» Stored entries
--
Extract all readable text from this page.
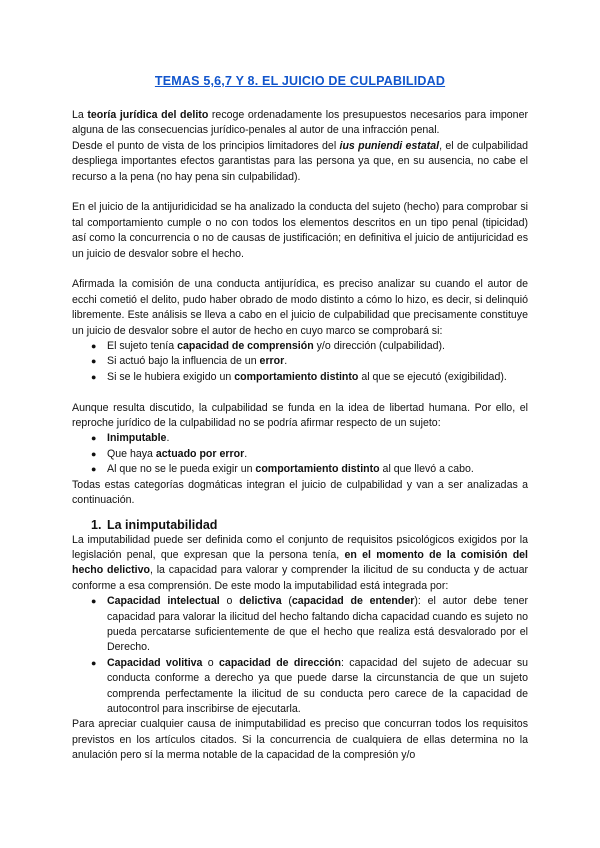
TEMAS 5,6,7 Y 8. EL JUICIO DE CULPABILIDAD

La teoría jurídica del delito recoge ordenadamente los presupuestos necesarios para imponer alguna de las consecuencias jurídico-penales al autor de una infracción penal.

Desde el punto de vista de los principios limitadores del ius puniendi estatal, el de culpabilidad despliega importantes efectos garantistas para las persona ya que, en su ausencia, no cabe el recurso a la pena (no hay pena sin culpabilidad).

En el juicio de la antijuridicidad se ha analizado la conducta del sujeto (hecho) para comprobar si tal comportamiento cumple o no con todos los elementos descritos en un tipo penal (tipicidad) así como la concurrencia o no de causas de justificación; en definitiva el juicio de antijuricidad es un juicio de desvalor sobre el hecho.

Afirmada la comisión de una conducta antijurídica, es preciso analizar su cuando el autor de ecchi cometió el delito, pudo haber obrado de modo distinto a cómo lo hizo, es decir, si delinquió libremente. Este análisis se lleva a cabo en el juicio de culpabilidad que precisamente constituye un juicio de desvalor sobre el autor de hecho en cuyo marco se comprobará si:

● El sujeto tenía capacidad de comprensión y/o dirección (culpabilidad).
● Si actuó bajo la influencia de un error.
● Si se le hubiera exigido un comportamiento distinto al que se ejecutó (exigibilidad).

Aunque resulta discutido, la culpabilidad se funda en la idea de libertad humana. Por ello, el reproche jurídico de la culpabilidad no se podría afirmar respecto de un sujeto:

● Inimputable.
● Que haya actuado por error.
● Al que no se le pueda exigir un comportamiento distinto al que llevó a cabo.

Todas estas categorías dogmáticas integran el juicio de culpabilidad y van a ser analizadas a continuación.

1. La inimputabilidad

La imputabilidad puede ser definida como el conjunto de requisitos psicológicos exigidos por la legislación penal, que expresan que la persona tenía, en el momento de la comisión del hecho delictivo, la capacidad para valorar y comprender la ilicitud de su conducta y de actuar conforme a esa comprensión. De este modo la imputabilidad está integrada por:

● Capacidad intelectual o delictiva (capacidad de entender): el autor debe tener capacidad para valorar la ilicitud del hecho faltando dicha capacidad cuando es sujeto no pueda percatarse suficientemente de que el hecho que realiza está desvalorado por el Derecho.
● Capacidad volitiva o capacidad de dirección: capacidad del sujeto de adecuar su conducta conforme a derecho ya que puede darse la circunstancia de que un sujeto comprenda perfectamente la ilicitud de su conducta pero carece de la capacidad de autocontrol para inscribirse de ejecutarla.

Para apreciar cualquier causa de inimputabilidad es preciso que concurran todos los requisitos previstos en los artículos citados. Si la concurrencia de cualquiera de ellas determina no la anulación pero sí la merma notable de la capacidad de la compresión y/o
--
» WRITTEN EXERCISE
Pick out all lines from the data above in which the word "todos" appears.

» TASK OUTPUT
En el juicio de la antijuridicidad se ha analizado la conducta del sujeto (hecho) para comprobar si tal comportamiento cumple o no con todos los elementos descritos en un tipo penal (tipicidad) así como la concurrencia o no de causas de justificación; en definitiva el juicio de antijuricidad es un juicio de desvalor sobre el hecho.
Para apreciar cualquier causa de inimputabilidad es preciso que concurran todos los requisitos previstos en los artículos citados. Si la concurrencia de cualquiera de ellas determina no la anulación pero sí la merma notable de la capacidad de la compresión y/o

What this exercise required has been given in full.